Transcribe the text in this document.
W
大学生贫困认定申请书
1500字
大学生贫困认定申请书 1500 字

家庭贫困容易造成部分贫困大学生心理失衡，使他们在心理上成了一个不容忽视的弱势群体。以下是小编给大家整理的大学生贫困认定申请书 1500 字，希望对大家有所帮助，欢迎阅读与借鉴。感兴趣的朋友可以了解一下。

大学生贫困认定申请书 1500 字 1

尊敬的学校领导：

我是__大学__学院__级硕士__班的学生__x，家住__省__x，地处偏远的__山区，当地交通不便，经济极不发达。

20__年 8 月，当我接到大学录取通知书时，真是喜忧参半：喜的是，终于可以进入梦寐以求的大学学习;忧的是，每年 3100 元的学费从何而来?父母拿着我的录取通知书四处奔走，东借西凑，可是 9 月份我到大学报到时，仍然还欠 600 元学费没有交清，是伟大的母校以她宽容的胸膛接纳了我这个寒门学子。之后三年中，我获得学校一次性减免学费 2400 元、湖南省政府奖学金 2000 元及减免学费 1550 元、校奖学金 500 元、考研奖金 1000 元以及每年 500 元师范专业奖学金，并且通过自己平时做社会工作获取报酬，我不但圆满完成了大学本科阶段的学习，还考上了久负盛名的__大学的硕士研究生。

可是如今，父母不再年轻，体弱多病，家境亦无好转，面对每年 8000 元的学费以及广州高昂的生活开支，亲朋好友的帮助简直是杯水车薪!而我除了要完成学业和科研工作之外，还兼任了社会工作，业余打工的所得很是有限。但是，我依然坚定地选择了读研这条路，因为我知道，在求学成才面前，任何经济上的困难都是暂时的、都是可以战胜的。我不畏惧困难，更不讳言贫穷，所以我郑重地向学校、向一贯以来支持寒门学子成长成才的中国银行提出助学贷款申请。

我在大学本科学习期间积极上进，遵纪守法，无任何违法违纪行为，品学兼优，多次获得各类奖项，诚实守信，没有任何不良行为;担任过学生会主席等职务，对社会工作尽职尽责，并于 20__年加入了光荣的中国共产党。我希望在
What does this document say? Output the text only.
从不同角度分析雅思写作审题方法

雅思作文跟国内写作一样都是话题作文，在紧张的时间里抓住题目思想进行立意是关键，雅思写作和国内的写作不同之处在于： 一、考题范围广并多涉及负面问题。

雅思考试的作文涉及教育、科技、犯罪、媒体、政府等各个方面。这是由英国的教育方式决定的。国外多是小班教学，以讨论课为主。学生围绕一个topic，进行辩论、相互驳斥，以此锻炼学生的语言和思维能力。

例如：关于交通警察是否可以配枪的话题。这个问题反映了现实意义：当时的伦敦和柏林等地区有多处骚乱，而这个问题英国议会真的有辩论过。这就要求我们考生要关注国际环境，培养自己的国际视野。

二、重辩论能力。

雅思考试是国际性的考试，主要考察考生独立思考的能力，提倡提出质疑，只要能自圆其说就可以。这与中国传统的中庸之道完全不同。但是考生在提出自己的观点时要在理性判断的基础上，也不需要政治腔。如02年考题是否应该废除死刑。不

◆ REQUIREMENTS: Exactly reproduce the lines beginning with the one that contains "What does this" and ending with the last line of the material, both included. Leave out everything else.

◆ FULL SOLUTION:
What does this document say? Output the text only.
从不同角度分析雅思写作审题方法

雅思作文跟国内写作一样都是话题作文，在紧张的时间里抓住题目思想进行立意是关键，雅思写作和国内的写作不同之处在于： 一、考题范围广并多涉及负面问题。

雅思考试的作文涉及教育、科技、犯罪、媒体、政府等各个方面。这是由英国的教育方式决定的。国外多是小班教学，以讨论课为主。学生围绕一个topic，进行辩论、相互驳斥，以此锻炼学生的语言和思维能力。

例如：关于交通警察是否可以配枪的话题。这个问题反映了现实意义：当时的伦敦和柏林等地区有多处骚乱，而这个问题英国议会真的有辩论过。这就要求我们考生要关注国际环境，培养自己的国际视野。

二、重辩论能力。

雅思考试是国际性的考试，主要考察考生独立思考的能力，提倡提出质疑，只要能自圆其说就可以。这与中国传统的中庸之道完全不同。但是考生在提出自己的观点时要在理性判断的基础上，也不需要政治腔。如02年考题是否应该废除死刑。不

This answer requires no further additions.